-- start Provided data --
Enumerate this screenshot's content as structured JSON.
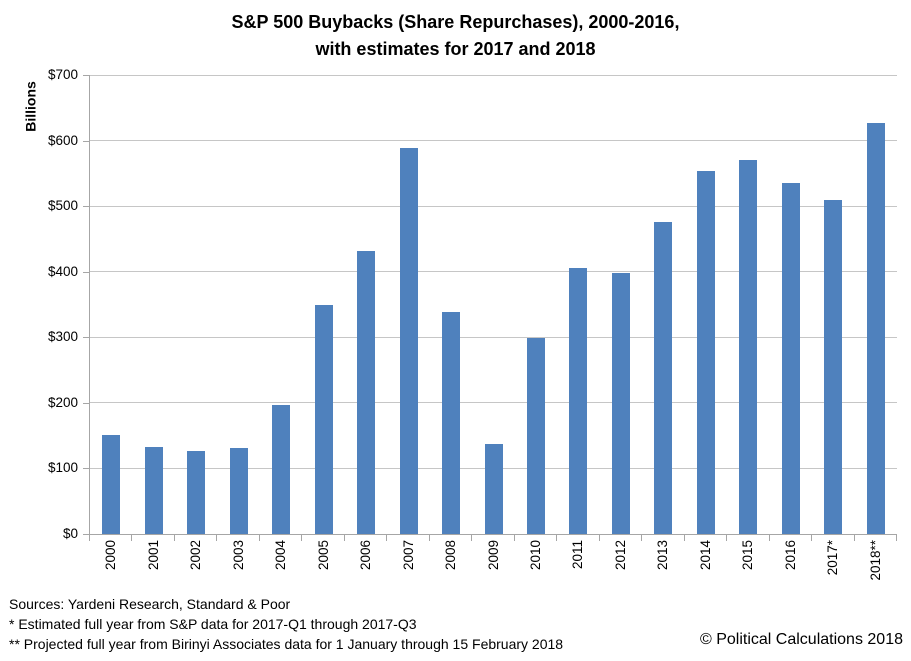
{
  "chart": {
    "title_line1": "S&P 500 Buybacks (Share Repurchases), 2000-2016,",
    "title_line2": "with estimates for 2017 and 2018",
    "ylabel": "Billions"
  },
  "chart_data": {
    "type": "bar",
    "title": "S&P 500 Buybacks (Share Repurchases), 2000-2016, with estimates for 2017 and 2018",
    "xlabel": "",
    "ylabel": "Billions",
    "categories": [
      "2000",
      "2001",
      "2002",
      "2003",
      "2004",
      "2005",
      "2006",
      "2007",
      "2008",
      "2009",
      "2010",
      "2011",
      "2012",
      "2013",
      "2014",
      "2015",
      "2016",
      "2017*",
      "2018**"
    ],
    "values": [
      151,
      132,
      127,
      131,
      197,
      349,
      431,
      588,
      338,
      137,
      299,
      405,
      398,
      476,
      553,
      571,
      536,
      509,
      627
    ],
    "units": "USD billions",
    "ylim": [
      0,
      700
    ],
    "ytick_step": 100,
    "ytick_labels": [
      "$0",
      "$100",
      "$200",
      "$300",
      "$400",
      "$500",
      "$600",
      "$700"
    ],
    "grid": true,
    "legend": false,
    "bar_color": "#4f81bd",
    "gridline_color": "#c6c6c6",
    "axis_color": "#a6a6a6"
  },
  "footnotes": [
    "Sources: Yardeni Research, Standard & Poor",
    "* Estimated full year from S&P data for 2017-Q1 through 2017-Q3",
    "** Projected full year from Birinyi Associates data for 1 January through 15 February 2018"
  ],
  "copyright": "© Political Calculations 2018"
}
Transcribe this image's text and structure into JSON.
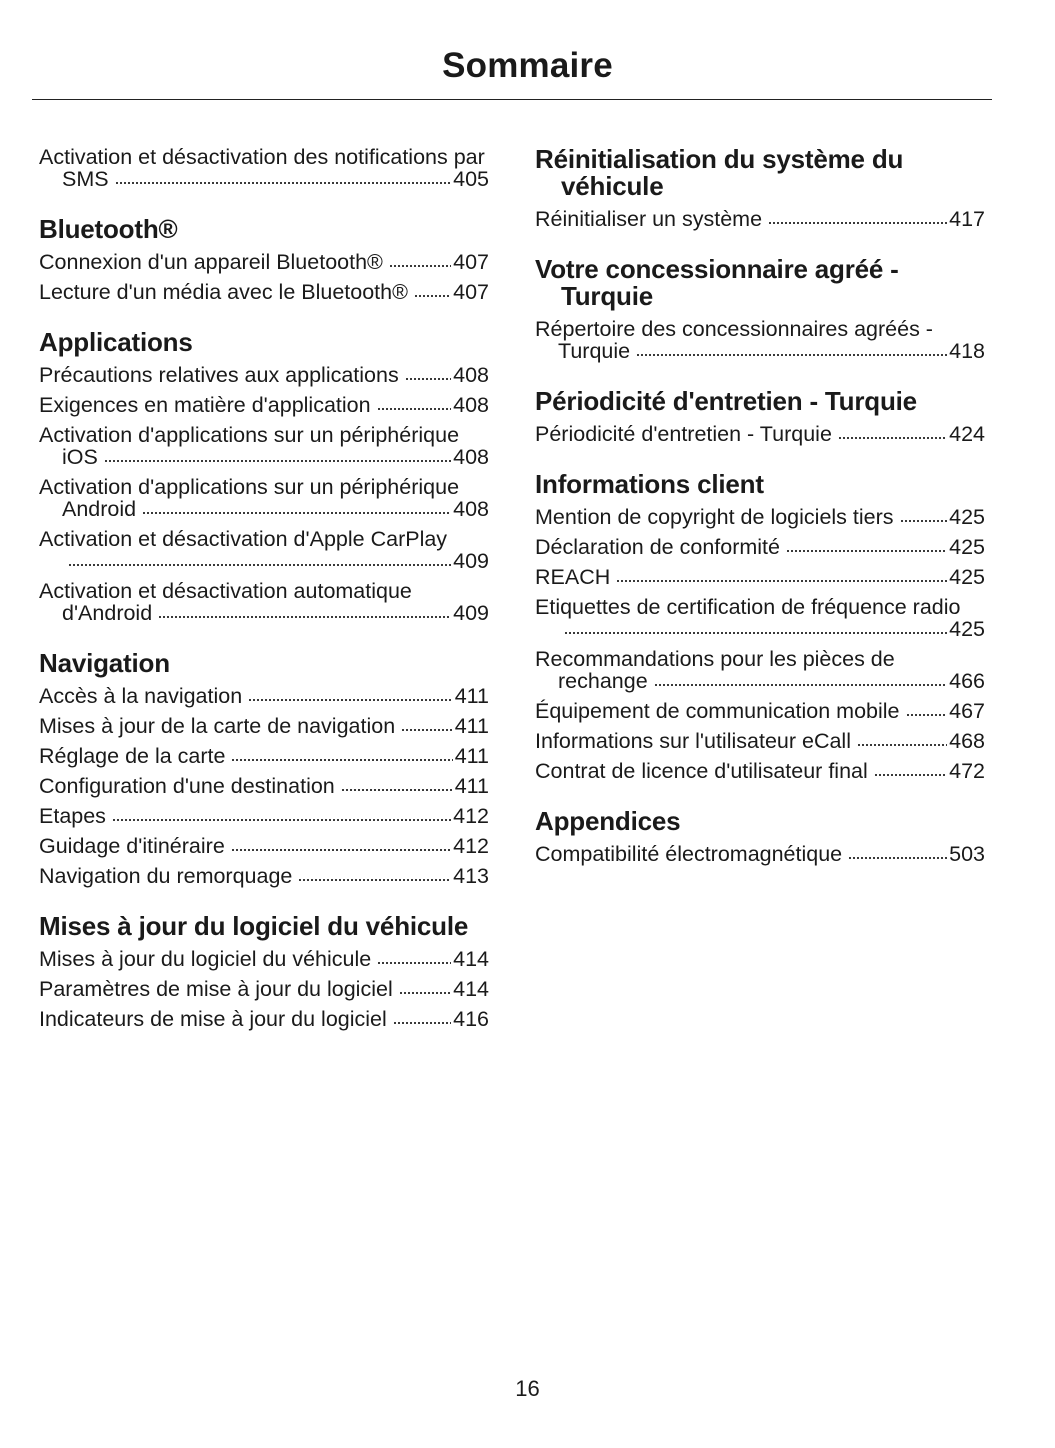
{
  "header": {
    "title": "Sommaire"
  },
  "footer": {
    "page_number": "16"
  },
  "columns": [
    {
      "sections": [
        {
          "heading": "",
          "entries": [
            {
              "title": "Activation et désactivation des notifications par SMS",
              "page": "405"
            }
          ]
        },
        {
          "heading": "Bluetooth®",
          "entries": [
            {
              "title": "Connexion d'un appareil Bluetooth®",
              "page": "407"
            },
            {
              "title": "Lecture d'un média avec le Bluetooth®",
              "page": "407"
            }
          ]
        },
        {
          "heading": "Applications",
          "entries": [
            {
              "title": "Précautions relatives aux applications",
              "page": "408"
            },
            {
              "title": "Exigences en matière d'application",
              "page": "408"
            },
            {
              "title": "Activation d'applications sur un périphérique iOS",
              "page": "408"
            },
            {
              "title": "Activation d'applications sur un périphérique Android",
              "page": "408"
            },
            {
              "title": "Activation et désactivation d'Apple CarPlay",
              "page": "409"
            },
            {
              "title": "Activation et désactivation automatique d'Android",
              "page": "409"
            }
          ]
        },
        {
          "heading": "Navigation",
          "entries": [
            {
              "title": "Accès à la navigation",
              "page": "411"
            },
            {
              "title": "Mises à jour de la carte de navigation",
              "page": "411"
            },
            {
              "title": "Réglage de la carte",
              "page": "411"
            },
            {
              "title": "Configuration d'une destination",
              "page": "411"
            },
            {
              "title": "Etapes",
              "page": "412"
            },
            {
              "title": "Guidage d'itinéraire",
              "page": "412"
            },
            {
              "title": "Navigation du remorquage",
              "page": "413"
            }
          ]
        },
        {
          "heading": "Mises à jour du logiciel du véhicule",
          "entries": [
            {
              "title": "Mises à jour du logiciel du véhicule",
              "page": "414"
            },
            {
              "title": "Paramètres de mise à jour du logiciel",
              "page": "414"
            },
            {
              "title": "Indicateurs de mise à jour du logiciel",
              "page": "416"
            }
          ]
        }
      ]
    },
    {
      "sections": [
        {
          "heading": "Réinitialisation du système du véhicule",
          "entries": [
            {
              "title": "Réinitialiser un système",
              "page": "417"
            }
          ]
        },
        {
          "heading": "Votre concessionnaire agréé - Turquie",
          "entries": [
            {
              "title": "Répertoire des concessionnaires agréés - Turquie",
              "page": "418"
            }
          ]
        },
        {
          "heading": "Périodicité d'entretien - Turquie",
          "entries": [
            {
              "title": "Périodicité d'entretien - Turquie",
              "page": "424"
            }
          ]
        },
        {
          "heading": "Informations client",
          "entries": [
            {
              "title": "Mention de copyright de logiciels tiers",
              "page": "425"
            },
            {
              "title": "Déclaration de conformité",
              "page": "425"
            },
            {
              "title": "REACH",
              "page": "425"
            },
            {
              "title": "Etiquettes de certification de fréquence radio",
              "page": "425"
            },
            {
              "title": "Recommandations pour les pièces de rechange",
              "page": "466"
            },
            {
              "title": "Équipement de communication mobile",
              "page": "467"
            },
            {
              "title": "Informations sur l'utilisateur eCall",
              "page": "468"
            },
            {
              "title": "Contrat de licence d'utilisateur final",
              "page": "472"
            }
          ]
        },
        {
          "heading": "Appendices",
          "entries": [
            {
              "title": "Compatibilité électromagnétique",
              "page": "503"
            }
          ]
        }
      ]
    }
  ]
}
-- end Provided data --
● **Job**
Print out the lines exactly, skipping any picture.

● **Expected answer**
Enumerate this screenshot's content as structured JSON.
{
  "chart": {
    "title_line1": "S&P 500 Buybacks (Share Repurchases), 2000-2016,",
    "title_line2": "with estimates for 2017 and 2018",
    "ylabel": "Billions"
  },
  "chart_data": {
    "type": "bar",
    "title": "S&P 500 Buybacks (Share Repurchases), 2000-2016, with estimates for 2017 and 2018",
    "xlabel": "",
    "ylabel": "Billions",
    "categories": [
      "2000",
      "2001",
      "2002",
      "2003",
      "2004",
      "2005",
      "2006",
      "2007",
      "2008",
      "2009",
      "2010",
      "2011",
      "2012",
      "2013",
      "2014",
      "2015",
      "2016",
      "2017*",
      "2018**"
    ],
    "values": [
      151,
      132,
      127,
      131,
      197,
      349,
      431,
      588,
      338,
      137,
      299,
      405,
      398,
      476,
      553,
      571,
      536,
      509,
      627
    ],
    "units": "USD billions",
    "ylim": [
      0,
      700
    ],
    "ytick_step": 100,
    "ytick_labels": [
      "$0",
      "$100",
      "$200",
      "$300",
      "$400",
      "$500",
      "$600",
      "$700"
    ],
    "grid": true,
    "legend": false,
    "bar_color": "#4f81bd",
    "gridline_color": "#c6c6c6",
    "axis_color": "#a6a6a6"
  },
  "footnotes": [
    "Sources: Yardeni Research, Standard & Poor",
    "* Estimated full year from S&P data for 2017-Q1 through 2017-Q3",
    "** Projected full year from Birinyi Associates data for 1 January through 15 February 2018"
  ],
  "copyright": "© Political Calculations 2018"
}
Transcribe this image's text and structure into JSON.
{
  "header": {
    "title": "Sommaire"
  },
  "footer": {
    "page_number": "16"
  },
  "columns": [
    {
      "sections": [
        {
          "heading": "",
          "entries": [
            {
              "title": "Activation et désactivation des notifications par SMS",
              "page": "405"
            }
          ]
        },
        {
          "heading": "Bluetooth®",
          "entries": [
            {
              "title": "Connexion d'un appareil Bluetooth®",
              "page": "407"
            },
            {
              "title": "Lecture d'un média avec le Bluetooth®",
              "page": "407"
            }
          ]
        },
        {
          "heading": "Applications",
          "entries": [
            {
              "title": "Précautions relatives aux applications",
              "page": "408"
            },
            {
              "title": "Exigences en matière d'application",
              "page": "408"
            },
            {
              "title": "Activation d'applications sur un périphérique iOS",
              "page": "408"
            },
            {
              "title": "Activation d'applications sur un périphérique Android",
              "page": "408"
            },
            {
              "title": "Activation et désactivation d'Apple CarPlay",
              "page": "409"
            },
            {
              "title": "Activation et désactivation automatique d'Android",
              "page": "409"
            }
          ]
        },
        {
          "heading": "Navigation",
          "entries": [
            {
              "title": "Accès à la navigation",
              "page": "411"
            },
            {
              "title": "Mises à jour de la carte de navigation",
              "page": "411"
            },
            {
              "title": "Réglage de la carte",
              "page": "411"
            },
            {
              "title": "Configuration d'une destination",
              "page": "411"
            },
            {
              "title": "Etapes",
              "page": "412"
            },
            {
              "title": "Guidage d'itinéraire",
              "page": "412"
            },
            {
              "title": "Navigation du remorquage",
              "page": "413"
            }
          ]
        },
        {
          "heading": "Mises à jour du logiciel du véhicule",
          "entries": [
            {
              "title": "Mises à jour du logiciel du véhicule",
              "page": "414"
            },
            {
              "title": "Paramètres de mise à jour du logiciel",
              "page": "414"
            },
            {
              "title": "Indicateurs de mise à jour du logiciel",
              "page": "416"
            }
          ]
        }
      ]
    },
    {
      "sections": [
        {
          "heading": "Réinitialisation du système du véhicule",
          "entries": [
            {
              "title": "Réinitialiser un système",
              "page": "417"
            }
          ]
        },
        {
          "heading": "Votre concessionnaire agréé - Turquie",
          "entries": [
            {
              "title": "Répertoire des concessionnaires agréés - Turquie",
              "page": "418"
            }
          ]
        },
        {
          "heading": "Périodicité d'entretien - Turquie",
          "entries": [
            {
              "title": "Périodicité d'entretien - Turquie",
              "page": "424"
            }
          ]
        },
        {
          "heading": "Informations client",
          "entries": [
            {
              "title": "Mention de copyright de logiciels tiers",
              "page": "425"
            },
            {
              "title": "Déclaration de conformité",
              "page": "425"
            },
            {
              "title": "REACH",
              "page": "425"
            },
            {
              "title": "Etiquettes de certification de fréquence radio",
              "page": "425"
            },
            {
              "title": "Recommandations pour les pièces de rechange",
              "page": "466"
            },
            {
              "title": "Équipement de communication mobile",
              "page": "467"
            },
            {
              "title": "Informations sur l'utilisateur eCall",
              "page": "468"
            },
            {
              "title": "Contrat de licence d'utilisateur final",
              "page": "472"
            }
          ]
        },
        {
          "heading": "Appendices",
          "entries": [
            {
              "title": "Compatibilité électromagnétique",
              "page": "503"
            }
          ]
        }
      ]
    }
  ]
}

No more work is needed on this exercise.